Copy each line exactly. Leave nothing out.
::::
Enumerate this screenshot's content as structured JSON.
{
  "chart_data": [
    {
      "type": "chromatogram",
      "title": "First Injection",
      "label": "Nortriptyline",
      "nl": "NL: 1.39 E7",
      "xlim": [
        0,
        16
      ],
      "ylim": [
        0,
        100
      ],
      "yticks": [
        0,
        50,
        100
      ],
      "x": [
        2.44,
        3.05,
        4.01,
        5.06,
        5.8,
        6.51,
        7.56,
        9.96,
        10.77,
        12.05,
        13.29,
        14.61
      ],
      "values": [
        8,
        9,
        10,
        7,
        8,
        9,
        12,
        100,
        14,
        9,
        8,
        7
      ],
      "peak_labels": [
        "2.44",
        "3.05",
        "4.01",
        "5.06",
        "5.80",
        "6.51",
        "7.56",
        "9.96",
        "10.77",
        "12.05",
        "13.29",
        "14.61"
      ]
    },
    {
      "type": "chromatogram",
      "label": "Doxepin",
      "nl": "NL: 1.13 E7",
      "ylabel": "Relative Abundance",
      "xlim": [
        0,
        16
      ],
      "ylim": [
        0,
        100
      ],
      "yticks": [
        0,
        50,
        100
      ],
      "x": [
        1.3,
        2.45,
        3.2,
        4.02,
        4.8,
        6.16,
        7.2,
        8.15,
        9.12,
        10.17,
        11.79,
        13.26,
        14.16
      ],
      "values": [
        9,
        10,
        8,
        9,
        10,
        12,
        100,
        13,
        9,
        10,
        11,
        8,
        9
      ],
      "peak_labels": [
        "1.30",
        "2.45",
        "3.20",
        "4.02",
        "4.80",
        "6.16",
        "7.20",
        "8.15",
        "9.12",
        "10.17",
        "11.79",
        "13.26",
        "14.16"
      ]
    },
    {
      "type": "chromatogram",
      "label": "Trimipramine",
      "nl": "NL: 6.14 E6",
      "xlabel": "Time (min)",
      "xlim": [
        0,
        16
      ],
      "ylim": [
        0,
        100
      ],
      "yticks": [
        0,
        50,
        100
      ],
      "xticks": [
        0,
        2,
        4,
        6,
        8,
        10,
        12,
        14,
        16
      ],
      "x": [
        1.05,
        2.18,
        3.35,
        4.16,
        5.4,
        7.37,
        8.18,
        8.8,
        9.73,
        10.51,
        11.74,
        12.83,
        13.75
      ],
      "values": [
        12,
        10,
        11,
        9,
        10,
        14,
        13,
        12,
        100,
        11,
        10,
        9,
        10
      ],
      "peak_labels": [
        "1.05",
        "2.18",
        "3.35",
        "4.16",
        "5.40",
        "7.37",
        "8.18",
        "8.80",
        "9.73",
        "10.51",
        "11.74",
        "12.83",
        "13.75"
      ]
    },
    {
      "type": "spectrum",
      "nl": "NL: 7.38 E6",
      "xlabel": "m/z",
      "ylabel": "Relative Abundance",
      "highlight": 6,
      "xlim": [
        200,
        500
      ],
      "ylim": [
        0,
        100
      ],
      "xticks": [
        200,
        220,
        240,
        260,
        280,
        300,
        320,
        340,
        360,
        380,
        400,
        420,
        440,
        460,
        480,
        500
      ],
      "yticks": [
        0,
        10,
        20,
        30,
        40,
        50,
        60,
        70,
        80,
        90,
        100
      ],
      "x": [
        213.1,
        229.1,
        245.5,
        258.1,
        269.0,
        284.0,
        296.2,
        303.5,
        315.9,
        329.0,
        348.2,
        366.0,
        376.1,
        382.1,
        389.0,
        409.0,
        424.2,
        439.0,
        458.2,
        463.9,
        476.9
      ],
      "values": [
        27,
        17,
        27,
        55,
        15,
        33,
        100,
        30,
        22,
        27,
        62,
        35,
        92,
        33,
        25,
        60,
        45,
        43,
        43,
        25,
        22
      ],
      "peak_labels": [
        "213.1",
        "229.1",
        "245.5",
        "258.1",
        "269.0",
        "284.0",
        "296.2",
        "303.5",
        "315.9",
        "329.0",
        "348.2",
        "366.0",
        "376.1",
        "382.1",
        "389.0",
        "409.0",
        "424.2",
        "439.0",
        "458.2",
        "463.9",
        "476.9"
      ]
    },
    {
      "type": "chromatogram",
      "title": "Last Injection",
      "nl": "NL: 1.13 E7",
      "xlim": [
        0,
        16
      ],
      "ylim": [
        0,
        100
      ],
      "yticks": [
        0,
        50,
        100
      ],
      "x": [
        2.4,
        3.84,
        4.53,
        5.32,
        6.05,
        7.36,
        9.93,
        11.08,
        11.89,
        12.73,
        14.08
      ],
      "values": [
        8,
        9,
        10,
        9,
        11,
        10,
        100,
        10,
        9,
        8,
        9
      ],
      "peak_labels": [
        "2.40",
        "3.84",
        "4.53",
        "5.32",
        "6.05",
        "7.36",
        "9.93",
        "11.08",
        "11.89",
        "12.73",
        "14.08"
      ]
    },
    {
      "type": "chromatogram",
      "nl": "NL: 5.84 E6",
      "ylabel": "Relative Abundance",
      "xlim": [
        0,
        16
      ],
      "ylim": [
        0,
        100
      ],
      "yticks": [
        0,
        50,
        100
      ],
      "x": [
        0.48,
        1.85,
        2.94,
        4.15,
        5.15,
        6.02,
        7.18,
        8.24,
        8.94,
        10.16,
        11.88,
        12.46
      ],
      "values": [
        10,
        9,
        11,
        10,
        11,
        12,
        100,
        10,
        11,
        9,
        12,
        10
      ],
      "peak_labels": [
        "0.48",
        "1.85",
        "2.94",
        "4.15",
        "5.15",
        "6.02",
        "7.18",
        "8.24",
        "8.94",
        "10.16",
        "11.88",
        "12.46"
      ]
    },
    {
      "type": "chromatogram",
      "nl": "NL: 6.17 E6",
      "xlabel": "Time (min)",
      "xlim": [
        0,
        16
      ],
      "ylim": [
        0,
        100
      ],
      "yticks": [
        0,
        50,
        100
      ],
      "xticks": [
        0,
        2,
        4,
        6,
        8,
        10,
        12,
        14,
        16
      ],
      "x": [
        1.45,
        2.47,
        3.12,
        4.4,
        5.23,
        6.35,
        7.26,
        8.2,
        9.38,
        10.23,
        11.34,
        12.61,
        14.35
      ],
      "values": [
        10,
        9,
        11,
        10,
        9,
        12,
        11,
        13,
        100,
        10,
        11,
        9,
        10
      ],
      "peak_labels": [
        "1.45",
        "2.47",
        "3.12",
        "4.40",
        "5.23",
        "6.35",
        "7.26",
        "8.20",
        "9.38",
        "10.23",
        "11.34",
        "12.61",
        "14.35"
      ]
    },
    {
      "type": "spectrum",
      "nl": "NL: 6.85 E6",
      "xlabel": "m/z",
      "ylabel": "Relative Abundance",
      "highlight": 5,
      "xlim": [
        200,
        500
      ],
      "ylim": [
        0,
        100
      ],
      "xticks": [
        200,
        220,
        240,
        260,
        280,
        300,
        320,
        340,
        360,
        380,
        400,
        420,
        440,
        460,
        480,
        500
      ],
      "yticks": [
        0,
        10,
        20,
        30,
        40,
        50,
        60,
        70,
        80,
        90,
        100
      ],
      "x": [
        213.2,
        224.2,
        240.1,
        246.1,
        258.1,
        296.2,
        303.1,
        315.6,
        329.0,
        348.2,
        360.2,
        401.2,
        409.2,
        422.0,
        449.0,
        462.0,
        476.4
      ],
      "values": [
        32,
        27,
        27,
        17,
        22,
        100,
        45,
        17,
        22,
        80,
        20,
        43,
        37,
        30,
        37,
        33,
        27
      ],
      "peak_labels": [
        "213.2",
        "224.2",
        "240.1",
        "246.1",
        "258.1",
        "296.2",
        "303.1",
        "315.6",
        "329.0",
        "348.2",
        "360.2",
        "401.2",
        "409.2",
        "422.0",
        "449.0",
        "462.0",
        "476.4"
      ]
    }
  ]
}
::::
Answer to the problem:
Enumerate this screenshot's content as structured JSON.
{
  "chart_data": [
    {
      "type": "chromatogram",
      "title": "First Injection",
      "label": "Nortriptyline",
      "nl": "NL: 1.39 E7",
      "xlim": [
        0,
        16
      ],
      "ylim": [
        0,
        100
      ],
      "yticks": [
        0,
        50,
        100
      ],
      "x": [
        2.44,
        3.05,
        4.01,
        5.06,
        5.8,
        6.51,
        7.56,
        9.96,
        10.77,
        12.05,
        13.29,
        14.61
      ],
      "values": [
        8,
        9,
        10,
        7,
        8,
        9,
        12,
        100,
        14,
        9,
        8,
        7
      ],
      "peak_labels": [
        "2.44",
        "3.05",
        "4.01",
        "5.06",
        "5.80",
        "6.51",
        "7.56",
        "9.96",
        "10.77",
        "12.05",
        "13.29",
        "14.61"
      ]
    },
    {
      "type": "chromatogram",
      "label": "Doxepin",
      "nl": "NL: 1.13 E7",
      "ylabel": "Relative Abundance",
      "xlim": [
        0,
        16
      ],
      "ylim": [
        0,
        100
      ],
      "yticks": [
        0,
        50,
        100
      ],
      "x": [
        1.3,
        2.45,
        3.2,
        4.02,
        4.8,
        6.16,
        7.2,
        8.15,
        9.12,
        10.17,
        11.79,
        13.26,
        14.16
      ],
      "values": [
        9,
        10,
        8,
        9,
        10,
        12,
        100,
        13,
        9,
        10,
        11,
        8,
        9
      ],
      "peak_labels": [
        "1.30",
        "2.45",
        "3.20",
        "4.02",
        "4.80",
        "6.16",
        "7.20",
        "8.15",
        "9.12",
        "10.17",
        "11.79",
        "13.26",
        "14.16"
      ]
    },
    {
      "type": "chromatogram",
      "label": "Trimipramine",
      "nl": "NL: 6.14 E6",
      "xlabel": "Time (min)",
      "xlim": [
        0,
        16
      ],
      "ylim": [
        0,
        100
      ],
      "yticks": [
        0,
        50,
        100
      ],
      "xticks": [
        0,
        2,
        4,
        6,
        8,
        10,
        12,
        14,
        16
      ],
      "x": [
        1.05,
        2.18,
        3.35,
        4.16,
        5.4,
        7.37,
        8.18,
        8.8,
        9.73,
        10.51,
        11.74,
        12.83,
        13.75
      ],
      "values": [
        12,
        10,
        11,
        9,
        10,
        14,
        13,
        12,
        100,
        11,
        10,
        9,
        10
      ],
      "peak_labels": [
        "1.05",
        "2.18",
        "3.35",
        "4.16",
        "5.40",
        "7.37",
        "8.18",
        "8.80",
        "9.73",
        "10.51",
        "11.74",
        "12.83",
        "13.75"
      ]
    },
    {
      "type": "spectrum",
      "nl": "NL: 7.38 E6",
      "xlabel": "m/z",
      "ylabel": "Relative Abundance",
      "highlight": 6,
      "xlim": [
        200,
        500
      ],
      "ylim": [
        0,
        100
      ],
      "xticks": [
        200,
        220,
        240,
        260,
        280,
        300,
        320,
        340,
        360,
        380,
        400,
        420,
        440,
        460,
        480,
        500
      ],
      "yticks": [
        0,
        10,
        20,
        30,
        40,
        50,
        60,
        70,
        80,
        90,
        100
      ],
      "x": [
        213.1,
        229.1,
        245.5,
        258.1,
        269.0,
        284.0,
        296.2,
        303.5,
        315.9,
        329.0,
        348.2,
        366.0,
        376.1,
        382.1,
        389.0,
        409.0,
        424.2,
        439.0,
        458.2,
        463.9,
        476.9
      ],
      "values": [
        27,
        17,
        27,
        55,
        15,
        33,
        100,
        30,
        22,
        27,
        62,
        35,
        92,
        33,
        25,
        60,
        45,
        43,
        43,
        25,
        22
      ],
      "peak_labels": [
        "213.1",
        "229.1",
        "245.5",
        "258.1",
        "269.0",
        "284.0",
        "296.2",
        "303.5",
        "315.9",
        "329.0",
        "348.2",
        "366.0",
        "376.1",
        "382.1",
        "389.0",
        "409.0",
        "424.2",
        "439.0",
        "458.2",
        "463.9",
        "476.9"
      ]
    },
    {
      "type": "chromatogram",
      "title": "Last Injection",
      "nl": "NL: 1.13 E7",
      "xlim": [
        0,
        16
      ],
      "ylim": [
        0,
        100
      ],
      "yticks": [
        0,
        50,
        100
      ],
      "x": [
        2.4,
        3.84,
        4.53,
        5.32,
        6.05,
        7.36,
        9.93,
        11.08,
        11.89,
        12.73,
        14.08
      ],
      "values": [
        8,
        9,
        10,
        9,
        11,
        10,
        100,
        10,
        9,
        8,
        9
      ],
      "peak_labels": [
        "2.40",
        "3.84",
        "4.53",
        "5.32",
        "6.05",
        "7.36",
        "9.93",
        "11.08",
        "11.89",
        "12.73",
        "14.08"
      ]
    },
    {
      "type": "chromatogram",
      "nl": "NL: 5.84 E6",
      "ylabel": "Relative Abundance",
      "xlim": [
        0,
        16
      ],
      "ylim": [
        0,
        100
      ],
      "yticks": [
        0,
        50,
        100
      ],
      "x": [
        0.48,
        1.85,
        2.94,
        4.15,
        5.15,
        6.02,
        7.18,
        8.24,
        8.94,
        10.16,
        11.88,
        12.46
      ],
      "values": [
        10,
        9,
        11,
        10,
        11,
        12,
        100,
        10,
        11,
        9,
        12,
        10
      ],
      "peak_labels": [
        "0.48",
        "1.85",
        "2.94",
        "4.15",
        "5.15",
        "6.02",
        "7.18",
        "8.24",
        "8.94",
        "10.16",
        "11.88",
        "12.46"
      ]
    },
    {
      "type": "chromatogram",
      "nl": "NL: 6.17 E6",
      "xlabel": "Time (min)",
      "xlim": [
        0,
        16
      ],
      "ylim": [
        0,
        100
      ],
      "yticks": [
        0,
        50,
        100
      ],
      "xticks": [
        0,
        2,
        4,
        6,
        8,
        10,
        12,
        14,
        16
      ],
      "x": [
        1.45,
        2.47,
        3.12,
        4.4,
        5.23,
        6.35,
        7.26,
        8.2,
        9.38,
        10.23,
        11.34,
        12.61,
        14.35
      ],
      "values": [
        10,
        9,
        11,
        10,
        9,
        12,
        11,
        13,
        100,
        10,
        11,
        9,
        10
      ],
      "peak_labels": [
        "1.45",
        "2.47",
        "3.12",
        "4.40",
        "5.23",
        "6.35",
        "7.26",
        "8.20",
        "9.38",
        "10.23",
        "11.34",
        "12.61",
        "14.35"
      ]
    },
    {
      "type": "spectrum",
      "nl": "NL: 6.85 E6",
      "xlabel": "m/z",
      "ylabel": "Relative Abundance",
      "highlight": 5,
      "xlim": [
        200,
        500
      ],
      "ylim": [
        0,
        100
      ],
      "xticks": [
        200,
        220,
        240,
        260,
        280,
        300,
        320,
        340,
        360,
        380,
        400,
        420,
        440,
        460,
        480,
        500
      ],
      "yticks": [
        0,
        10,
        20,
        30,
        40,
        50,
        60,
        70,
        80,
        90,
        100
      ],
      "x": [
        213.2,
        224.2,
        240.1,
        246.1,
        258.1,
        296.2,
        303.1,
        315.6,
        329.0,
        348.2,
        360.2,
        401.2,
        409.2,
        422.0,
        449.0,
        462.0,
        476.4
      ],
      "values": [
        32,
        27,
        27,
        17,
        22,
        100,
        45,
        17,
        22,
        80,
        20,
        43,
        37,
        30,
        37,
        33,
        27
      ],
      "peak_labels": [
        "213.2",
        "224.2",
        "240.1",
        "246.1",
        "258.1",
        "296.2",
        "303.1",
        "315.6",
        "329.0",
        "348.2",
        "360.2",
        "401.2",
        "409.2",
        "422.0",
        "449.0",
        "462.0",
        "476.4"
      ]
    }
  ]
}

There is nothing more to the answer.